* BEGIN *

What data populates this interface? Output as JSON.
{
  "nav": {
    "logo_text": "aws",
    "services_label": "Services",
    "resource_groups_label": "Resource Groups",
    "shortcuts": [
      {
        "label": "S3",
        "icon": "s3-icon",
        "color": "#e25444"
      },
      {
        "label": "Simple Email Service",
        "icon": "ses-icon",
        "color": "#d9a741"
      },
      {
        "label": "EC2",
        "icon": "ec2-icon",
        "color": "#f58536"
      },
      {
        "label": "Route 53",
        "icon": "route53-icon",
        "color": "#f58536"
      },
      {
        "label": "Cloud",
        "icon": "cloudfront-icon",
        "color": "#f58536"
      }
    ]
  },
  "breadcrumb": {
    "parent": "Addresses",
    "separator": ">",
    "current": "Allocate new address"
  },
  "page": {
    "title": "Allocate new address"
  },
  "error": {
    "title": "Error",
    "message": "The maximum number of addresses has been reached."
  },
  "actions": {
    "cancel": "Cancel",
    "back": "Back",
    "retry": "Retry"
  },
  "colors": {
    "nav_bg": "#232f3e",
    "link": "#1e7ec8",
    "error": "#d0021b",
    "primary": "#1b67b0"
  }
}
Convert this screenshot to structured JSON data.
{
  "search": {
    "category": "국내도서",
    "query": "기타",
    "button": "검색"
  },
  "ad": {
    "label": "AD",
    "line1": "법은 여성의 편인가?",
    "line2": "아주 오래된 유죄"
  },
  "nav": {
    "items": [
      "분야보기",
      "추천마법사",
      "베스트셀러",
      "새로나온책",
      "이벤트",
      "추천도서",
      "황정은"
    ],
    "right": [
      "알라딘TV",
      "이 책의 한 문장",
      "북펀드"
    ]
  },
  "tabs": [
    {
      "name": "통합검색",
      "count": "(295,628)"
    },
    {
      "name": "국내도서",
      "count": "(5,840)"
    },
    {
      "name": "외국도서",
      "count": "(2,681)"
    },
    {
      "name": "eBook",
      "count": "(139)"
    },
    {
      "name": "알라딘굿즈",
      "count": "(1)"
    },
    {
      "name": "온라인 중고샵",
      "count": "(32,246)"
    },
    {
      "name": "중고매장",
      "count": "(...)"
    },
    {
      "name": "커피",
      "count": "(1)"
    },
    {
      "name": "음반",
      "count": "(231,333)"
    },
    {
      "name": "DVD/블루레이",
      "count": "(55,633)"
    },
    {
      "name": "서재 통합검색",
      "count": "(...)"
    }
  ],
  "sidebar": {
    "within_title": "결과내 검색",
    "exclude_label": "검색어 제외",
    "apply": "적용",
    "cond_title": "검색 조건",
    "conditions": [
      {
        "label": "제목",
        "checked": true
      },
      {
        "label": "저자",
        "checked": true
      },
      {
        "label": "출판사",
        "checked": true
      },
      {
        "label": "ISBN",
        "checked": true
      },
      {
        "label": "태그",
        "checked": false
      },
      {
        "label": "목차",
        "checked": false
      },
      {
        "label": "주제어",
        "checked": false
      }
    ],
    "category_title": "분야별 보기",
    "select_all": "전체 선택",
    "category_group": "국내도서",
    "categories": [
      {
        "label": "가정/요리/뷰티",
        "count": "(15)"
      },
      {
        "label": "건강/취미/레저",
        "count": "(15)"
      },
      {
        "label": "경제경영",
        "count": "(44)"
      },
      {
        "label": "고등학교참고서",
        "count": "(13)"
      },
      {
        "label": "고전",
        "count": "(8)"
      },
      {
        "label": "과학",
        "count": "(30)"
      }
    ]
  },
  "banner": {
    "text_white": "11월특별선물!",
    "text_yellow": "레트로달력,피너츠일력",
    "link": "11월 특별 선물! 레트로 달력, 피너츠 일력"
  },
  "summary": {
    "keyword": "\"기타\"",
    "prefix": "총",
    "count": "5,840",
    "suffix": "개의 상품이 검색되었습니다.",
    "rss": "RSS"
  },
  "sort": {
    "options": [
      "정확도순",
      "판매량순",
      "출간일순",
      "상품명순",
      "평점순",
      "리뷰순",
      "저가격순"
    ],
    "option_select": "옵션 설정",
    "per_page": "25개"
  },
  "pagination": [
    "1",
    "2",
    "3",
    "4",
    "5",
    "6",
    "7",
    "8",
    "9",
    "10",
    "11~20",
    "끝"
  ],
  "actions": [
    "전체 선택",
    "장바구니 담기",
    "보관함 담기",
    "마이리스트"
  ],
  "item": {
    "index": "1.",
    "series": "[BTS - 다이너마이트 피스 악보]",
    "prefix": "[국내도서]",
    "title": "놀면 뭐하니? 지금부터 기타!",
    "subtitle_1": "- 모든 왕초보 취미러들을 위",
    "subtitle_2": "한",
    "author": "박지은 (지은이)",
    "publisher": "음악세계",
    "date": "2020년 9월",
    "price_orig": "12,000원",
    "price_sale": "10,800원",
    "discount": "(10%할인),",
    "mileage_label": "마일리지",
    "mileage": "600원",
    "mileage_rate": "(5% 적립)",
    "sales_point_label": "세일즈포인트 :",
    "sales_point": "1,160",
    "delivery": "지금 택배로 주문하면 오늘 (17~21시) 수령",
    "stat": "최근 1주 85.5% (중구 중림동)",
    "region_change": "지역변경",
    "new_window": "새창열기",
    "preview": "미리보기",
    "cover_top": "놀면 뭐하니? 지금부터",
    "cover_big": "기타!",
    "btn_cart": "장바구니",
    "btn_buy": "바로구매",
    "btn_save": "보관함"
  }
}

* END *

Make an exact copy of every line in the data.

In response:
What data populates this interface? Output as JSON.
{
  "nav": {
    "logo_text": "aws",
    "services_label": "Services",
    "resource_groups_label": "Resource Groups",
    "shortcuts": [
      {
        "label": "S3",
        "icon": "s3-icon",
        "color": "#e25444"
      },
      {
        "label": "Simple Email Service",
        "icon": "ses-icon",
        "color": "#d9a741"
      },
      {
        "label": "EC2",
        "icon": "ec2-icon",
        "color": "#f58536"
      },
      {
        "label": "Route 53",
        "icon": "route53-icon",
        "color": "#f58536"
      },
      {
        "label": "Cloud",
        "icon": "cloudfront-icon",
        "color": "#f58536"
      }
    ]
  },
  "breadcrumb": {
    "parent": "Addresses",
    "separator": ">",
    "current": "Allocate new address"
  },
  "page": {
    "title": "Allocate new address"
  },
  "error": {
    "title": "Error",
    "message": "The maximum number of addresses has been reached."
  },
  "actions": {
    "cancel": "Cancel",
    "back": "Back",
    "retry": "Retry"
  },
  "colors": {
    "nav_bg": "#232f3e",
    "link": "#1e7ec8",
    "error": "#d0021b",
    "primary": "#1b67b0"
  }
}
Convert this screenshot to structured JSON data.
{
  "search": {
    "category": "국내도서",
    "query": "기타",
    "button": "검색"
  },
  "ad": {
    "label": "AD",
    "line1": "법은 여성의 편인가?",
    "line2": "아주 오래된 유죄"
  },
  "nav": {
    "items": [
      "분야보기",
      "추천마법사",
      "베스트셀러",
      "새로나온책",
      "이벤트",
      "추천도서",
      "황정은"
    ],
    "right": [
      "알라딘TV",
      "이 책의 한 문장",
      "북펀드"
    ]
  },
  "tabs": [
    {
      "name": "통합검색",
      "count": "(295,628)"
    },
    {
      "name": "국내도서",
      "count": "(5,840)"
    },
    {
      "name": "외국도서",
      "count": "(2,681)"
    },
    {
      "name": "eBook",
      "count": "(139)"
    },
    {
      "name": "알라딘굿즈",
      "count": "(1)"
    },
    {
      "name": "온라인 중고샵",
      "count": "(32,246)"
    },
    {
      "name": "중고매장",
      "count": "(...)"
    },
    {
      "name": "커피",
      "count": "(1)"
    },
    {
      "name": "음반",
      "count": "(231,333)"
    },
    {
      "name": "DVD/블루레이",
      "count": "(55,633)"
    },
    {
      "name": "서재 통합검색",
      "count": "(...)"
    }
  ],
  "sidebar": {
    "within_title": "결과내 검색",
    "exclude_label": "검색어 제외",
    "apply": "적용",
    "cond_title": "검색 조건",
    "conditions": [
      {
        "label": "제목",
        "checked": true
      },
      {
        "label": "저자",
        "checked": true
      },
      {
        "label": "출판사",
        "checked": true
      },
      {
        "label": "ISBN",
        "checked": true
      },
      {
        "label": "태그",
        "checked": false
      },
      {
        "label": "목차",
        "checked": false
      },
      {
        "label": "주제어",
        "checked": false
      }
    ],
    "category_title": "분야별 보기",
    "select_all": "전체 선택",
    "category_group": "국내도서",
    "categories": [
      {
        "label": "가정/요리/뷰티",
        "count": "(15)"
      },
      {
        "label": "건강/취미/레저",
        "count": "(15)"
      },
      {
        "label": "경제경영",
        "count": "(44)"
      },
      {
        "label": "고등학교참고서",
        "count": "(13)"
      },
      {
        "label": "고전",
        "count": "(8)"
      },
      {
        "label": "과학",
        "count": "(30)"
      }
    ]
  },
  "banner": {
    "text_white": "11월특별선물!",
    "text_yellow": "레트로달력,피너츠일력",
    "link": "11월 특별 선물! 레트로 달력, 피너츠 일력"
  },
  "summary": {
    "keyword": "\"기타\"",
    "prefix": "총",
    "count": "5,840",
    "suffix": "개의 상품이 검색되었습니다.",
    "rss": "RSS"
  },
  "sort": {
    "options": [
      "정확도순",
      "판매량순",
      "출간일순",
      "상품명순",
      "평점순",
      "리뷰순",
      "저가격순"
    ],
    "option_select": "옵션 설정",
    "per_page": "25개"
  },
  "pagination": [
    "1",
    "2",
    "3",
    "4",
    "5",
    "6",
    "7",
    "8",
    "9",
    "10",
    "11~20",
    "끝"
  ],
  "actions": [
    "전체 선택",
    "장바구니 담기",
    "보관함 담기",
    "마이리스트"
  ],
  "item": {
    "index": "1.",
    "series": "[BTS - 다이너마이트 피스 악보]",
    "prefix": "[국내도서]",
    "title": "놀면 뭐하니? 지금부터 기타!",
    "subtitle_1": "- 모든 왕초보 취미러들을 위",
    "subtitle_2": "한",
    "author": "박지은 (지은이)",
    "publisher": "음악세계",
    "date": "2020년 9월",
    "price_orig": "12,000원",
    "price_sale": "10,800원",
    "discount": "(10%할인),",
    "mileage_label": "마일리지",
    "mileage": "600원",
    "mileage_rate": "(5% 적립)",
    "sales_point_label": "세일즈포인트 :",
    "sales_point": "1,160",
    "delivery": "지금 택배로 주문하면 오늘 (17~21시) 수령",
    "stat": "최근 1주 85.5% (중구 중림동)",
    "region_change": "지역변경",
    "new_window": "새창열기",
    "preview": "미리보기",
    "cover_top": "놀면 뭐하니? 지금부터",
    "cover_big": "기타!",
    "btn_cart": "장바구니",
    "btn_buy": "바로구매",
    "btn_save": "보관함"
  }
}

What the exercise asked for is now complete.